• **WHAT YOU NEED TO DO**
Reproduce exactly the lines below, starting with the line that contains "Transcribe the text in this document." and ending with the last line of the records, both included, and nothing else.

(Records)
—————
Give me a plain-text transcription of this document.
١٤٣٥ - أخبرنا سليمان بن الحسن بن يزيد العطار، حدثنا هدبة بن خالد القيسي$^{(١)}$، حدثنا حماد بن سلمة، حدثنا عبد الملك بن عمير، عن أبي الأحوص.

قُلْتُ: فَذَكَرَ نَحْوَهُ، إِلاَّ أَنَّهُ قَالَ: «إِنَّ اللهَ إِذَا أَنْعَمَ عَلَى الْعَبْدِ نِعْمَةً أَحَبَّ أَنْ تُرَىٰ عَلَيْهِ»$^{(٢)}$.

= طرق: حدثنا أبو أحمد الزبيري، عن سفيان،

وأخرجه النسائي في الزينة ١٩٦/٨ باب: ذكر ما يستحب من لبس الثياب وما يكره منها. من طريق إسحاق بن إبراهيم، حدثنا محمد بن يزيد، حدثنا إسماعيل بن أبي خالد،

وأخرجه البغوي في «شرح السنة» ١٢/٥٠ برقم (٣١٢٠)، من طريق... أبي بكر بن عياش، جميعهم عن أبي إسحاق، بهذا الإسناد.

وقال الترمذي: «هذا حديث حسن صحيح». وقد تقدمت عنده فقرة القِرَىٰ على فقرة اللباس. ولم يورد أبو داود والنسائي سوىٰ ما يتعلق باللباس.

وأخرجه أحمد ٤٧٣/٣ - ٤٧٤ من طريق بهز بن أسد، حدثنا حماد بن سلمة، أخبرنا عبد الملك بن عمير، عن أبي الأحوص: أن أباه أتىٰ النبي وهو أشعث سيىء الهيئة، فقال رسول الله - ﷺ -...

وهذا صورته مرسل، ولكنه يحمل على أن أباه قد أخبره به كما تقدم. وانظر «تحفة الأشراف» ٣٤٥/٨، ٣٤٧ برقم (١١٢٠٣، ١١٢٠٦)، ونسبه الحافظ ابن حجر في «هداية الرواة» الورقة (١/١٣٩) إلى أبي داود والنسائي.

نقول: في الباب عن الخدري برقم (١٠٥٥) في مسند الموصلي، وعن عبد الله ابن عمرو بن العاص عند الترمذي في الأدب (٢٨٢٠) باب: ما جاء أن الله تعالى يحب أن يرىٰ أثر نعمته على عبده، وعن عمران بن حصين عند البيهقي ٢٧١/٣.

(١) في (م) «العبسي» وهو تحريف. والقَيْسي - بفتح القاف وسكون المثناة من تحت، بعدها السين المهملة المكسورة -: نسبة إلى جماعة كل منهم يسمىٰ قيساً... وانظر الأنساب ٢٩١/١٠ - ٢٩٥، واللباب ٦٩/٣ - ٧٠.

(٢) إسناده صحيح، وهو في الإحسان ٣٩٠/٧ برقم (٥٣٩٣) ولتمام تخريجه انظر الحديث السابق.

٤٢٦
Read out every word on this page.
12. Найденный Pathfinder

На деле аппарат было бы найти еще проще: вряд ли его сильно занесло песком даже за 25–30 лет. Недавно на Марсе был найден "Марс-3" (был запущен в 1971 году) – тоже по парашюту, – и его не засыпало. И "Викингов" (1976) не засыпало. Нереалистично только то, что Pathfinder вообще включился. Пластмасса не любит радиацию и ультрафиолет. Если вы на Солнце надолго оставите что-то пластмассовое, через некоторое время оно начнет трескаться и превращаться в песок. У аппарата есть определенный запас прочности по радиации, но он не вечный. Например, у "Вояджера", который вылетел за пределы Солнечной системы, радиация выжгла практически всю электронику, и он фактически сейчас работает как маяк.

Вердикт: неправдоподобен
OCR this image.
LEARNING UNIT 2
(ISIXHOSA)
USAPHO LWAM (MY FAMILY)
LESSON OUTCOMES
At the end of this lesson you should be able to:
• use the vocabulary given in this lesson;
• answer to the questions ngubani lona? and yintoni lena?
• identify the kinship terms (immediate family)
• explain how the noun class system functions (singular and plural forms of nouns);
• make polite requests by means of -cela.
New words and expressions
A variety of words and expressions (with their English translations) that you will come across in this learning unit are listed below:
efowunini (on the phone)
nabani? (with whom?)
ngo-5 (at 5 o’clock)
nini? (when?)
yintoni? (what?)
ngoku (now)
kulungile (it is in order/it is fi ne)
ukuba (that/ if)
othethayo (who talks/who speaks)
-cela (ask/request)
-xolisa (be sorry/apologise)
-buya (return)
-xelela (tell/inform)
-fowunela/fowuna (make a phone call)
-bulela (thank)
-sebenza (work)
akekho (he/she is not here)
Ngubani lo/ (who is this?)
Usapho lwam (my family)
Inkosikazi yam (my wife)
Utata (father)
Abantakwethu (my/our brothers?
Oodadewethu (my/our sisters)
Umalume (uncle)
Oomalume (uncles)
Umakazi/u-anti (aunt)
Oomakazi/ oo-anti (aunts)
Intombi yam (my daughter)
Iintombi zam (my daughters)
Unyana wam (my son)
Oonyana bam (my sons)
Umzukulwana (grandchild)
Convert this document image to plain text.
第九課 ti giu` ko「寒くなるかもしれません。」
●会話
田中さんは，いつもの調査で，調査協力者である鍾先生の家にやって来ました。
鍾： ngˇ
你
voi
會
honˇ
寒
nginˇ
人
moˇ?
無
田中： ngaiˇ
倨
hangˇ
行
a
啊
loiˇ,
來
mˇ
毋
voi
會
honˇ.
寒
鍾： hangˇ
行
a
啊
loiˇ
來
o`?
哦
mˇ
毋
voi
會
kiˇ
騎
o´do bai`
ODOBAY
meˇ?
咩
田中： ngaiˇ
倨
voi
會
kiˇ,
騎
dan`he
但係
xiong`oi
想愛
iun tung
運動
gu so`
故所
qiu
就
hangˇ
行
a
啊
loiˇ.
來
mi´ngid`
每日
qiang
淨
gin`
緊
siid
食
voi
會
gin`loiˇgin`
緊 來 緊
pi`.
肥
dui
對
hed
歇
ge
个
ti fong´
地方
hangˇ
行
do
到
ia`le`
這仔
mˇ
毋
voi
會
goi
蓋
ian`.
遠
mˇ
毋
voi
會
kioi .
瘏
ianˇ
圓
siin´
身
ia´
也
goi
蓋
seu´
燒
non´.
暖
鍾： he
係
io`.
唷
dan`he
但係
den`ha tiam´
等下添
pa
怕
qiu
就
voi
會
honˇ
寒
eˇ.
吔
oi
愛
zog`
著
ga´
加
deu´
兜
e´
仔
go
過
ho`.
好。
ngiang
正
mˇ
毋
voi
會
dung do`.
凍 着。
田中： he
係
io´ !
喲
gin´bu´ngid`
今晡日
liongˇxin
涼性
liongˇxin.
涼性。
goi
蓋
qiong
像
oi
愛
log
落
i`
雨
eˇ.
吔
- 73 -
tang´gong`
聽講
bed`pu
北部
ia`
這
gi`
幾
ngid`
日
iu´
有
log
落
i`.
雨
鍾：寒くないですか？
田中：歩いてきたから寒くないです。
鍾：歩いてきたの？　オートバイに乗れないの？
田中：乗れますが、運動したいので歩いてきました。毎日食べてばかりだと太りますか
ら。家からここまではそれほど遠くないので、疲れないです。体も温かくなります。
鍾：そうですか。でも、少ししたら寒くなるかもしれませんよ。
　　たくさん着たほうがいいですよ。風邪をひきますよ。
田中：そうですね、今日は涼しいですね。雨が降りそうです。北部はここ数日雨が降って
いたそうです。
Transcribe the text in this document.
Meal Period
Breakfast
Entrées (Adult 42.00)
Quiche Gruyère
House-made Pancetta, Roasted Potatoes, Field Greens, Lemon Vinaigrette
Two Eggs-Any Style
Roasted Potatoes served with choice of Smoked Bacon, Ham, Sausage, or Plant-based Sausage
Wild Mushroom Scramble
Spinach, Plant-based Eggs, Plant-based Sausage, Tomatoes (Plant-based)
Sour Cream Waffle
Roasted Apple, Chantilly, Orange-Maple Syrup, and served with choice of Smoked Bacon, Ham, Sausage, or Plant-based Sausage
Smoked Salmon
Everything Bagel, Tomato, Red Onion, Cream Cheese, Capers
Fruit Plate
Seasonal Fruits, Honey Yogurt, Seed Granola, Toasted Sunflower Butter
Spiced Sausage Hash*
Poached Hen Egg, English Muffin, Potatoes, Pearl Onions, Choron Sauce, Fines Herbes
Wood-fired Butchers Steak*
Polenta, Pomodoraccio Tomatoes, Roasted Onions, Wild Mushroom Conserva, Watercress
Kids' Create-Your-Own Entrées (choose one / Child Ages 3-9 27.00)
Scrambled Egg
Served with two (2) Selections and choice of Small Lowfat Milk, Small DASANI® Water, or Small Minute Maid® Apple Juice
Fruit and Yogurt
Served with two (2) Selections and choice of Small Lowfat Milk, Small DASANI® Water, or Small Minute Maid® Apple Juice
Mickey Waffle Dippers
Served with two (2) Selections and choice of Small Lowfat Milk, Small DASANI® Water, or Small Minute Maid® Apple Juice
—————
• **TASK RESPONSE**
Transcribe the text in this document.
Meal Period
Breakfast
Entrées (Adult 42.00)
Quiche Gruyère
House-made Pancetta, Roasted Potatoes, Field Greens, Lemon Vinaigrette
Two Eggs-Any Style
Roasted Potatoes served with choice of Smoked Bacon, Ham, Sausage, or Plant-based Sausage
Wild Mushroom Scramble
Spinach, Plant-based Eggs, Plant-based Sausage, Tomatoes (Plant-based)
Sour Cream Waffle
Roasted Apple, Chantilly, Orange-Maple Syrup, and served with choice of Smoked Bacon, Ham, Sausage, or Plant-based Sausage
Smoked Salmon
Everything Bagel, Tomato, Red Onion, Cream Cheese, Capers
Fruit Plate
Seasonal Fruits, Honey Yogurt, Seed Granola, Toasted Sunflower Butter
Spiced Sausage Hash*
Poached Hen Egg, English Muffin, Potatoes, Pearl Onions, Choron Sauce, Fines Herbes
Wood-fired Butchers Steak*
Polenta, Pomodoraccio Tomatoes, Roasted Onions, Wild Mushroom Conserva, Watercress
Kids' Create-Your-Own Entrées (choose one / Child Ages 3-9 27.00)
Scrambled Egg
Served with two (2) Selections and choice of Small Lowfat Milk, Small DASANI® Water, or Small Minute Maid® Apple Juice
Fruit and Yogurt
Served with two (2) Selections and choice of Small Lowfat Milk, Small DASANI® Water, or Small Minute Maid® Apple Juice
Mickey Waffle Dippers
Served with two (2) Selections and choice of Small Lowfat Milk, Small DASANI® Water, or Small Minute Maid® Apple Juice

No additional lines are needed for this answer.